What the task asks – Please pull out every line that includes the string "Kisa".

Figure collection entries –
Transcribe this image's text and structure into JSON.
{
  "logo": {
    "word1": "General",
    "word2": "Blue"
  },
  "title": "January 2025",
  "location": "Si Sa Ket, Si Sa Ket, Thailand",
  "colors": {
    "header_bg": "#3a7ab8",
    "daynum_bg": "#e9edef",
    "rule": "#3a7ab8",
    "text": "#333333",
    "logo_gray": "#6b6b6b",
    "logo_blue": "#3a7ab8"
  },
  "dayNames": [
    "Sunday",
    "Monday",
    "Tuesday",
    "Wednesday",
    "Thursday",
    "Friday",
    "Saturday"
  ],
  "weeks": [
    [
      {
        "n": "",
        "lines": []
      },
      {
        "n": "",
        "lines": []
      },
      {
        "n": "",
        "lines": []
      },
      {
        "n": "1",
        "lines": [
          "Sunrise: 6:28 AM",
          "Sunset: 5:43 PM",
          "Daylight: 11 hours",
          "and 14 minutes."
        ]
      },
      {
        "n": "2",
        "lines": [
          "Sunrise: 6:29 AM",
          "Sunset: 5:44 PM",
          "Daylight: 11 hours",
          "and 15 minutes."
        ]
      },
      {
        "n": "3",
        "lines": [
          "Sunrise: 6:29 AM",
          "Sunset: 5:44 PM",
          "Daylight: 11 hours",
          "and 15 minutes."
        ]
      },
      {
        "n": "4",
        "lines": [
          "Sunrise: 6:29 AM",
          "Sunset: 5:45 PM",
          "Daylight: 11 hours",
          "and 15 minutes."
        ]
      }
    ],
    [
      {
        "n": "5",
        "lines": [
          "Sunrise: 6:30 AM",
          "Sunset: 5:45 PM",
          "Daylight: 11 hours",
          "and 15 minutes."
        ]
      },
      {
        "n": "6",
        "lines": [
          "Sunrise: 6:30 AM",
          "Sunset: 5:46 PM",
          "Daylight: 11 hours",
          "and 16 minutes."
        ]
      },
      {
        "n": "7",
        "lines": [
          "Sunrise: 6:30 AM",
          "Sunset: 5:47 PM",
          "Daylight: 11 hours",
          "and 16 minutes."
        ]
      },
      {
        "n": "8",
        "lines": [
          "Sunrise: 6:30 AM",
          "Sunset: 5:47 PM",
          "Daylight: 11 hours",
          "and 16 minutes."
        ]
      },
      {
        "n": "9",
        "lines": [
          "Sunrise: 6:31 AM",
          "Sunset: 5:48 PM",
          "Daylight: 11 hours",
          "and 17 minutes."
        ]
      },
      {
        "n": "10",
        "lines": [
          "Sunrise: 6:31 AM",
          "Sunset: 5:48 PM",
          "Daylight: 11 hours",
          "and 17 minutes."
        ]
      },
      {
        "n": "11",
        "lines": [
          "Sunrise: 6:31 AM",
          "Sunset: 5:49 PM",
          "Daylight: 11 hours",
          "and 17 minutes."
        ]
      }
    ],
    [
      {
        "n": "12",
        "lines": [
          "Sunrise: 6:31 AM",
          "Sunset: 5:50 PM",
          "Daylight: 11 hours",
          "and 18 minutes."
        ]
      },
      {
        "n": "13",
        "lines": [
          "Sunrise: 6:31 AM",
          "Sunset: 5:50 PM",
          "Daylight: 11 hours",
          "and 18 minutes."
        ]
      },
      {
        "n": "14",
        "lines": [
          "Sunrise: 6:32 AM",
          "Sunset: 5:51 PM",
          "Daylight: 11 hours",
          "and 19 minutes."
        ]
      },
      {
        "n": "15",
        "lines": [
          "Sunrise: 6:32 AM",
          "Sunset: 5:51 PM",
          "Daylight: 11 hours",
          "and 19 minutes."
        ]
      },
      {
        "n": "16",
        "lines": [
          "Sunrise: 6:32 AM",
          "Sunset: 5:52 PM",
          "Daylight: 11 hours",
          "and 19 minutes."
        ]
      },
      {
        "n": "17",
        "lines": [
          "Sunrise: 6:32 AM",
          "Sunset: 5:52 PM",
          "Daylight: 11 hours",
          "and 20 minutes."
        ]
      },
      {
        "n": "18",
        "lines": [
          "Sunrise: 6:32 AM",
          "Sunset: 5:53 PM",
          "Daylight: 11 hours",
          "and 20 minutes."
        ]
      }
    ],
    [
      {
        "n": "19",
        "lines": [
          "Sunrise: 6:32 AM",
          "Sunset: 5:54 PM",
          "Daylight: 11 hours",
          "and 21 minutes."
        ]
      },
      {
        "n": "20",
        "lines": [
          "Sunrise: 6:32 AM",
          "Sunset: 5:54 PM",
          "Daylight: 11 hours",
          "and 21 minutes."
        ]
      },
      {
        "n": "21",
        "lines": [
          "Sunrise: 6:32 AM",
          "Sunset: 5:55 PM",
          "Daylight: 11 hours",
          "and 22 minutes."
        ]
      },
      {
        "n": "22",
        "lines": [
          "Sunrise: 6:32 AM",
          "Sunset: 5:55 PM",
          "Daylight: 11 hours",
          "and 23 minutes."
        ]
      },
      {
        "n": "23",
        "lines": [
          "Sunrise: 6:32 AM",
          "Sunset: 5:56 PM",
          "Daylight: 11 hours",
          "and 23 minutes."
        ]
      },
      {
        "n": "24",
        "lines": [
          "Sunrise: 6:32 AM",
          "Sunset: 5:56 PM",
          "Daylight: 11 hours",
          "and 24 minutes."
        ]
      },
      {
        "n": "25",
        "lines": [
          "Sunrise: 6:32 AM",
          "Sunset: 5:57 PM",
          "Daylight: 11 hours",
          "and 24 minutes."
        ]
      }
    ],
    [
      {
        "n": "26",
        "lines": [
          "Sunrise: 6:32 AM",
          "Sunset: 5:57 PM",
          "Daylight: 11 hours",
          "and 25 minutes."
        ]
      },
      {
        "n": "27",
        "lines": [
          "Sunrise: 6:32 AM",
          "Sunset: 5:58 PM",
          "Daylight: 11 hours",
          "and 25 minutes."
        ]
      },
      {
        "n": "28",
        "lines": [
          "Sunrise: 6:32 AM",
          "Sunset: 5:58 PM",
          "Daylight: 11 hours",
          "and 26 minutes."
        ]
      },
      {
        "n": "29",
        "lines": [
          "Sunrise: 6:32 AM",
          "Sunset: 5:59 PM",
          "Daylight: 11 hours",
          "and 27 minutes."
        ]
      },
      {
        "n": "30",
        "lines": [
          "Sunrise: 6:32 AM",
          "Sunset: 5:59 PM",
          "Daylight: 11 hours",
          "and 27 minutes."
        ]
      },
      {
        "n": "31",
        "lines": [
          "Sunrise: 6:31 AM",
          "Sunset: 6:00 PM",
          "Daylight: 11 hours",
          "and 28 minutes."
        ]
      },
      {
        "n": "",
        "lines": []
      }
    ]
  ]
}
* * *
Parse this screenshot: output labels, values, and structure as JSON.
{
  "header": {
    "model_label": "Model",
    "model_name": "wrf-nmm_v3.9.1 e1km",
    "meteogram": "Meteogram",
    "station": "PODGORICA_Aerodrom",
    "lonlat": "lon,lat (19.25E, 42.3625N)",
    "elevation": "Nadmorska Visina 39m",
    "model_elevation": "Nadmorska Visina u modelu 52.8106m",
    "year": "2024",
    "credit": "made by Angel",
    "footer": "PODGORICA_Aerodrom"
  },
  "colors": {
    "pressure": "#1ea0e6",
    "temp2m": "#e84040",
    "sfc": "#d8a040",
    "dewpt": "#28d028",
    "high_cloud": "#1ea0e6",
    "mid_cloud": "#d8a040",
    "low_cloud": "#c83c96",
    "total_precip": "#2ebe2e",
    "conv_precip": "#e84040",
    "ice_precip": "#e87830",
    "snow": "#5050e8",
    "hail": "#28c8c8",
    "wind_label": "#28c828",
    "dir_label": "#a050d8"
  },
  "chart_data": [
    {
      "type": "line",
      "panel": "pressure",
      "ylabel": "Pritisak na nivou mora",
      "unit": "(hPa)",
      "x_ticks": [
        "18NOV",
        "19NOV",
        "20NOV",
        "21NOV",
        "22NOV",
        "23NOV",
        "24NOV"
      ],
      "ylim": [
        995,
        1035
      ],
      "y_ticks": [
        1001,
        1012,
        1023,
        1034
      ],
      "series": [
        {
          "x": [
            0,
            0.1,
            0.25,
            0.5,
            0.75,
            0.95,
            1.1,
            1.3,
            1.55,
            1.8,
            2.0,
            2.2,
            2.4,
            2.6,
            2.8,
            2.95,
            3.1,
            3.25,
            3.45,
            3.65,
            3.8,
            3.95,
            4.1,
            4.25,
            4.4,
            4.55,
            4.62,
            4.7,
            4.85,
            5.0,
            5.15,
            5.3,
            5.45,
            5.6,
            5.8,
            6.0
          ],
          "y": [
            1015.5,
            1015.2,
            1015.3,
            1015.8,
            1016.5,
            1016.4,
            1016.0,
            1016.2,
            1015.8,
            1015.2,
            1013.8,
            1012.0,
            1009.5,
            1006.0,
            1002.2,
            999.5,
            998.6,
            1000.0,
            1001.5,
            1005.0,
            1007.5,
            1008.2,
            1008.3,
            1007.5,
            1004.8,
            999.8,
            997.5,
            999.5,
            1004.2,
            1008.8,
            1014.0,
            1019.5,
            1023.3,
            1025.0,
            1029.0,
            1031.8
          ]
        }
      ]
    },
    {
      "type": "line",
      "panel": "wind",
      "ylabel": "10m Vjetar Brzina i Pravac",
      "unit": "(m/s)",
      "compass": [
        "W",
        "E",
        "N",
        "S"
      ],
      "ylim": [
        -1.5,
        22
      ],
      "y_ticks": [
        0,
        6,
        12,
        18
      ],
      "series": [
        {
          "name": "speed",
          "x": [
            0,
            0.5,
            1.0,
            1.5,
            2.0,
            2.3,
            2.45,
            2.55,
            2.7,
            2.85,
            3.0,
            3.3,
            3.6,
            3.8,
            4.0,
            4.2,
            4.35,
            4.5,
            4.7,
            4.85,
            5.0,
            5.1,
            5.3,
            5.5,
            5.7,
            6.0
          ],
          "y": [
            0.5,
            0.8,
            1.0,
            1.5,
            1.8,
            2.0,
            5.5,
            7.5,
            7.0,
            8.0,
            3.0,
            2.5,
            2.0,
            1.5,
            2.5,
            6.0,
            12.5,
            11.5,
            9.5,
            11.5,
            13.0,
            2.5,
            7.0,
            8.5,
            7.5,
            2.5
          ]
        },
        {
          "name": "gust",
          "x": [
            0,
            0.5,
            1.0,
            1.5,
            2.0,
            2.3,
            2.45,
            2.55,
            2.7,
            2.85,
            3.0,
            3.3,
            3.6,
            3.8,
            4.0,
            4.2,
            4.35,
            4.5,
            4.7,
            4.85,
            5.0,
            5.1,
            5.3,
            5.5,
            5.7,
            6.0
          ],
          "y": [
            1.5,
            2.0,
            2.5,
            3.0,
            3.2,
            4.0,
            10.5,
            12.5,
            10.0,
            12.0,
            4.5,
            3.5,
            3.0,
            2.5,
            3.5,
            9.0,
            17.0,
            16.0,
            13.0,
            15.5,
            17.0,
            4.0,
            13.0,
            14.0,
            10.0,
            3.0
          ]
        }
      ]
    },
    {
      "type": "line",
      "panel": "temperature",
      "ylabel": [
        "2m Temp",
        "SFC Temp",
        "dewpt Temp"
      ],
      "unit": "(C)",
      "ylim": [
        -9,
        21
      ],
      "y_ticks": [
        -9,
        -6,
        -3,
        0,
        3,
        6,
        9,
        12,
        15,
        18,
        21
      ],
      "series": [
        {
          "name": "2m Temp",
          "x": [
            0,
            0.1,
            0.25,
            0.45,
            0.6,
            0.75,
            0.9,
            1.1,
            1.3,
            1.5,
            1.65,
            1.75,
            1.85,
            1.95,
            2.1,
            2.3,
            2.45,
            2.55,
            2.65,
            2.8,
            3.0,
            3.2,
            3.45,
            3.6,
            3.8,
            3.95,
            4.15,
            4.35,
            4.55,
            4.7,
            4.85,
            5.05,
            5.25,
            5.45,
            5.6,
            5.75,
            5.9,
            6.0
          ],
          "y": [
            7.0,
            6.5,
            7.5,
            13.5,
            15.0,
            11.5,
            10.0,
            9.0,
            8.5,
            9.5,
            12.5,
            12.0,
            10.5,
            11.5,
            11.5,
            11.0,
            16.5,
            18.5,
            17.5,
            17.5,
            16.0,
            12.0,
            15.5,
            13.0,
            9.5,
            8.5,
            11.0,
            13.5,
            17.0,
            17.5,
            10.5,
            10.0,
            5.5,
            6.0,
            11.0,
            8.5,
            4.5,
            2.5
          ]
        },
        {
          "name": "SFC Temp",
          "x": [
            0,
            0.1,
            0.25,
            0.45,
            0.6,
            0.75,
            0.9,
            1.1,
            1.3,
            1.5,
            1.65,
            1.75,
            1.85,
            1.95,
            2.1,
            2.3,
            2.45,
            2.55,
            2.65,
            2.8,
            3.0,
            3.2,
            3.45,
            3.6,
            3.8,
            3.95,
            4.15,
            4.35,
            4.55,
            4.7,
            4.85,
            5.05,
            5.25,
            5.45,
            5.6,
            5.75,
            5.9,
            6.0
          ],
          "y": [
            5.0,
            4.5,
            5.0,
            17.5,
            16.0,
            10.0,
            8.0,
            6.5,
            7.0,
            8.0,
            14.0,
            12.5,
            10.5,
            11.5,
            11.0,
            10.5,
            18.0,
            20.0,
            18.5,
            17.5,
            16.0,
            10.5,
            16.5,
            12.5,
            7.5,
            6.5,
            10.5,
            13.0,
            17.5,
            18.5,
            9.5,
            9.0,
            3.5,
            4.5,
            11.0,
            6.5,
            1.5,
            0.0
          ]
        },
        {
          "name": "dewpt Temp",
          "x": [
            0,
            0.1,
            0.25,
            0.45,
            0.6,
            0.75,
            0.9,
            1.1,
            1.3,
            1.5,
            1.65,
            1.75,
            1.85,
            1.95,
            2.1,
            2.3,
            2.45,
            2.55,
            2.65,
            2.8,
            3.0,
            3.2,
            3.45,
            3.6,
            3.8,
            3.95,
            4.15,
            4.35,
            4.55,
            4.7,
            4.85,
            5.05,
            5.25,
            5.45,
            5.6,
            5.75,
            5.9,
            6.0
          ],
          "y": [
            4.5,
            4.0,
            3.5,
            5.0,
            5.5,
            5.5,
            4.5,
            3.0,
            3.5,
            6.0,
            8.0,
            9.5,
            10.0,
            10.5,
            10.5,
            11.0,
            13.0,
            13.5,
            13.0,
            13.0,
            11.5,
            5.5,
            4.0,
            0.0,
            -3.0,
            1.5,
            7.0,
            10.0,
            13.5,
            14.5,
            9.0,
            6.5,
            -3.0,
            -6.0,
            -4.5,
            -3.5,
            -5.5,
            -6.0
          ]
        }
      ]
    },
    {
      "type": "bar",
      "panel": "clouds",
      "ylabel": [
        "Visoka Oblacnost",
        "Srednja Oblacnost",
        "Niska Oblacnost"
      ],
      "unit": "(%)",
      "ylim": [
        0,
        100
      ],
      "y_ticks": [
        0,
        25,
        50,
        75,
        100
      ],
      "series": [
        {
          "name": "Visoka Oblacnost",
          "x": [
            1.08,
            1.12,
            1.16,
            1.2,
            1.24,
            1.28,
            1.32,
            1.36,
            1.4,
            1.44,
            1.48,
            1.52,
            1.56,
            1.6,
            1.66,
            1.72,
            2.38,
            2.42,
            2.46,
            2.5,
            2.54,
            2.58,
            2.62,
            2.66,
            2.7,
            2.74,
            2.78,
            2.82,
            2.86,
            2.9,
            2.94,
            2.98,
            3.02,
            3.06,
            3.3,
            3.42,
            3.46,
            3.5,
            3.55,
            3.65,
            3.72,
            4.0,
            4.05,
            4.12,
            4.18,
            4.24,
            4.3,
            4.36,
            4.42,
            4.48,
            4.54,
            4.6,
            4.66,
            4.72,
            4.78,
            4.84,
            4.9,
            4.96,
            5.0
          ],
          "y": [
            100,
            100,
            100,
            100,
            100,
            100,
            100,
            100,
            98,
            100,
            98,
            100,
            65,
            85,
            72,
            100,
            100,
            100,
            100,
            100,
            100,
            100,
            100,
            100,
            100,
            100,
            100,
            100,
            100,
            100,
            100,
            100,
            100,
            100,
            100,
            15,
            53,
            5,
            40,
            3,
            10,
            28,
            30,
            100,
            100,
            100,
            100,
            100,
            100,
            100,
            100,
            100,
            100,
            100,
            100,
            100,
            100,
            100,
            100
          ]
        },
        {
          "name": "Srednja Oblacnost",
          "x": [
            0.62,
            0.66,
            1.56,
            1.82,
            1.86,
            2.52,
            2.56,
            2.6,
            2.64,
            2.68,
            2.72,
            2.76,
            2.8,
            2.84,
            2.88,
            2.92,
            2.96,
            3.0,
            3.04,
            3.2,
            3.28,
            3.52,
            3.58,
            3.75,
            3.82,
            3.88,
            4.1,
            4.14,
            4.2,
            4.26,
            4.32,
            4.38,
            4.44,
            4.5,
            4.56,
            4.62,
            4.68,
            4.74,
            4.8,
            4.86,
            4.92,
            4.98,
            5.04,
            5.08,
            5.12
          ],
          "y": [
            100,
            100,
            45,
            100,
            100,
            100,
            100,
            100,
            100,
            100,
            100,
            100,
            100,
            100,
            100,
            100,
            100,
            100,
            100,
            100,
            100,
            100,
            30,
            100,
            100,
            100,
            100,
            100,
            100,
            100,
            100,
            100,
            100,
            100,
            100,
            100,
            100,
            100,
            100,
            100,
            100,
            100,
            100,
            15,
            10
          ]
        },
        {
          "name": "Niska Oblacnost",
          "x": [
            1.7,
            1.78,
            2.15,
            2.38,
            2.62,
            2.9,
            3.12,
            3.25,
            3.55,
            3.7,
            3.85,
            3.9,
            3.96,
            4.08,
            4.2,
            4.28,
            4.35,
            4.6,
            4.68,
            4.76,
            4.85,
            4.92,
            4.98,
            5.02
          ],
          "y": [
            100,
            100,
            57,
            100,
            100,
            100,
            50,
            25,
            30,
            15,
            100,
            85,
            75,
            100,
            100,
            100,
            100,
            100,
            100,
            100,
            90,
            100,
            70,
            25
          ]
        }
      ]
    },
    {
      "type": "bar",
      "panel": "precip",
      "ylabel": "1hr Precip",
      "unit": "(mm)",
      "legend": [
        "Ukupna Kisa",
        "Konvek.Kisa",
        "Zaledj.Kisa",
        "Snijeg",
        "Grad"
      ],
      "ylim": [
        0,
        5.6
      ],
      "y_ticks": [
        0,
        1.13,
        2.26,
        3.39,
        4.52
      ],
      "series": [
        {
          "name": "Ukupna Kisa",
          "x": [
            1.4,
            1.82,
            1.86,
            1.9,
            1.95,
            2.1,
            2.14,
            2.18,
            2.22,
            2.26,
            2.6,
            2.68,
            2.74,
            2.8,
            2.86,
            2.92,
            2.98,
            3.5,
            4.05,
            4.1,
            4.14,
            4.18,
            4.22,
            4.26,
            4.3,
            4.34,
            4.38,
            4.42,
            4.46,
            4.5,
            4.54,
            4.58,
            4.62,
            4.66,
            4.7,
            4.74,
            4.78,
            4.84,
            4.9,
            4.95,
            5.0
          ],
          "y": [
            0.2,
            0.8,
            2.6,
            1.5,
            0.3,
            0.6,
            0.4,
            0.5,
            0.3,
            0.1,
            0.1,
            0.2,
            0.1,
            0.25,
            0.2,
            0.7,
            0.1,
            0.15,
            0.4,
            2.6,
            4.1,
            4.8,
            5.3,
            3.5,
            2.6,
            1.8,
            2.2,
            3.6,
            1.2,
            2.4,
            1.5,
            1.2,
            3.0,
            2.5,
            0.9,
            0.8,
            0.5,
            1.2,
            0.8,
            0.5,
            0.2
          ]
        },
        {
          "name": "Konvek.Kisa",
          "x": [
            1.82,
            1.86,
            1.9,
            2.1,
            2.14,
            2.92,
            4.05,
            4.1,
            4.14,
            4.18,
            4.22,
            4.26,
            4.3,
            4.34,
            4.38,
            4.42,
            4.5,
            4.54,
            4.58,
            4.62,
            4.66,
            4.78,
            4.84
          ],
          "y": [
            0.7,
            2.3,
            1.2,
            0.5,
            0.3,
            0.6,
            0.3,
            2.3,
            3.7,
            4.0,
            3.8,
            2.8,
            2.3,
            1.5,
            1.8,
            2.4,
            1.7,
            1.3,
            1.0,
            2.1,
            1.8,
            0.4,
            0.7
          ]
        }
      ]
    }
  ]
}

Task answer –
        "Ukupna Kisa",
        "Konvek.Kisa",
        "Zaledj.Kisa",
          "name": "Ukupna Kisa",
          "name": "Konvek.Kisa",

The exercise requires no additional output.